What you should do »
How many lines in the listing below include the word "Convert"? Answer with the number and nothing else.

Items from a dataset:
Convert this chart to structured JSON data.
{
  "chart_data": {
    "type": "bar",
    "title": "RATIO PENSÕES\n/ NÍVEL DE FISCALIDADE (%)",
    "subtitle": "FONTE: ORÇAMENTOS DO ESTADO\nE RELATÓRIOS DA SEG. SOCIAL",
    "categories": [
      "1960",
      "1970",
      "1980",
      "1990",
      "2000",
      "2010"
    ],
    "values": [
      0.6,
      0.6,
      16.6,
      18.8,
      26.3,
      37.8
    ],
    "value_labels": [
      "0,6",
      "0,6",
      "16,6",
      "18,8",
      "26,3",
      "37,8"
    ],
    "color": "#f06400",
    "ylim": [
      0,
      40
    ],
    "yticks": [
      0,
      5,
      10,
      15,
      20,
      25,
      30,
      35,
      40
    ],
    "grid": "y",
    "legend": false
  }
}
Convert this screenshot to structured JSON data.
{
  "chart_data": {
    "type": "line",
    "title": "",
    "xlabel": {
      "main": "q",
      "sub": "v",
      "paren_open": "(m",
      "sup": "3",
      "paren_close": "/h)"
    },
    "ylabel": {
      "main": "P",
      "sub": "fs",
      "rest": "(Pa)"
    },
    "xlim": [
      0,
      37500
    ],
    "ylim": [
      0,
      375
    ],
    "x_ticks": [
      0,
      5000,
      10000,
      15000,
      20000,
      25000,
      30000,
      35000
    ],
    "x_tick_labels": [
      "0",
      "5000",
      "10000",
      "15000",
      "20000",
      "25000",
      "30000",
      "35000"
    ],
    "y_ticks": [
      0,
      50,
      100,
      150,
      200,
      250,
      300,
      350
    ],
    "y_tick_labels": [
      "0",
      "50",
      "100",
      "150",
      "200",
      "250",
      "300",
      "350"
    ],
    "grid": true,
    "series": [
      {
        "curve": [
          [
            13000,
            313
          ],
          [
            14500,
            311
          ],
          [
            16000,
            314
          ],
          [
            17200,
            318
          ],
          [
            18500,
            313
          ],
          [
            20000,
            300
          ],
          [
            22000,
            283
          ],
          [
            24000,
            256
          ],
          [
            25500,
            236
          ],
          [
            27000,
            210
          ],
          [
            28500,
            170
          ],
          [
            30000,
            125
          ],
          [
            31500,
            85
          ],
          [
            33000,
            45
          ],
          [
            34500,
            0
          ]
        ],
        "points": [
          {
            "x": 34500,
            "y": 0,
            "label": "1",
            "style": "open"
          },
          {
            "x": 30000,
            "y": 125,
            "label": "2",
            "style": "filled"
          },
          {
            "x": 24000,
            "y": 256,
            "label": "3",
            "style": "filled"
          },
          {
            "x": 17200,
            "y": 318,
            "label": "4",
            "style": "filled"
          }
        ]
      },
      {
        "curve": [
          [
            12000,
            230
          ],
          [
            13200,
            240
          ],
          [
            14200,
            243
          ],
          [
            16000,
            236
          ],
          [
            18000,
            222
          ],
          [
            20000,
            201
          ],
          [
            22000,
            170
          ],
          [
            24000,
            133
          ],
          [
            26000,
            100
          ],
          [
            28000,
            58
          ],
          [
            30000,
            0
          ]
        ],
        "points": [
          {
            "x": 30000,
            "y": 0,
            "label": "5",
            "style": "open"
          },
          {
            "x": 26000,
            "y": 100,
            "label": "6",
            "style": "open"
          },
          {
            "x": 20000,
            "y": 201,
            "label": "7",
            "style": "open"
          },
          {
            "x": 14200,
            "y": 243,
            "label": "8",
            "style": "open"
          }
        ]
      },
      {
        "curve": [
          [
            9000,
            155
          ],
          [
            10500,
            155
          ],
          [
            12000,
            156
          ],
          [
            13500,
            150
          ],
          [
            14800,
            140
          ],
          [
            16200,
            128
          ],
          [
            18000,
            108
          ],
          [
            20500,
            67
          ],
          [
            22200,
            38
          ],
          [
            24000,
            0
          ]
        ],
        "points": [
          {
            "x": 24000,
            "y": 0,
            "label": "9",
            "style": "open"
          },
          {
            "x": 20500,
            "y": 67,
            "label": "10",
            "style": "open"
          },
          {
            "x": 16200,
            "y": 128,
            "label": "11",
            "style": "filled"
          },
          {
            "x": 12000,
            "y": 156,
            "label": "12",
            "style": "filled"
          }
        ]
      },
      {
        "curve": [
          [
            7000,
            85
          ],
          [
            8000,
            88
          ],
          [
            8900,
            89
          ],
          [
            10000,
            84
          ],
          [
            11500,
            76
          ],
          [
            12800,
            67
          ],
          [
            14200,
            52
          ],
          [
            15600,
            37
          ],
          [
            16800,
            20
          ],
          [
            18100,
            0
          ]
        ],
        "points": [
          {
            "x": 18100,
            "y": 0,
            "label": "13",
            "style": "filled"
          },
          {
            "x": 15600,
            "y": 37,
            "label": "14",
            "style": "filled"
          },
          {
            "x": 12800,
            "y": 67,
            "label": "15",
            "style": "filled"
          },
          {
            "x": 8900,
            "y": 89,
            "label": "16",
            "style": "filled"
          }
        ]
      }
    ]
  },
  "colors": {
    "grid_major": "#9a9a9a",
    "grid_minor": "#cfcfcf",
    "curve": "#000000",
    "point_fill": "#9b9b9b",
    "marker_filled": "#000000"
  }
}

The solution »
2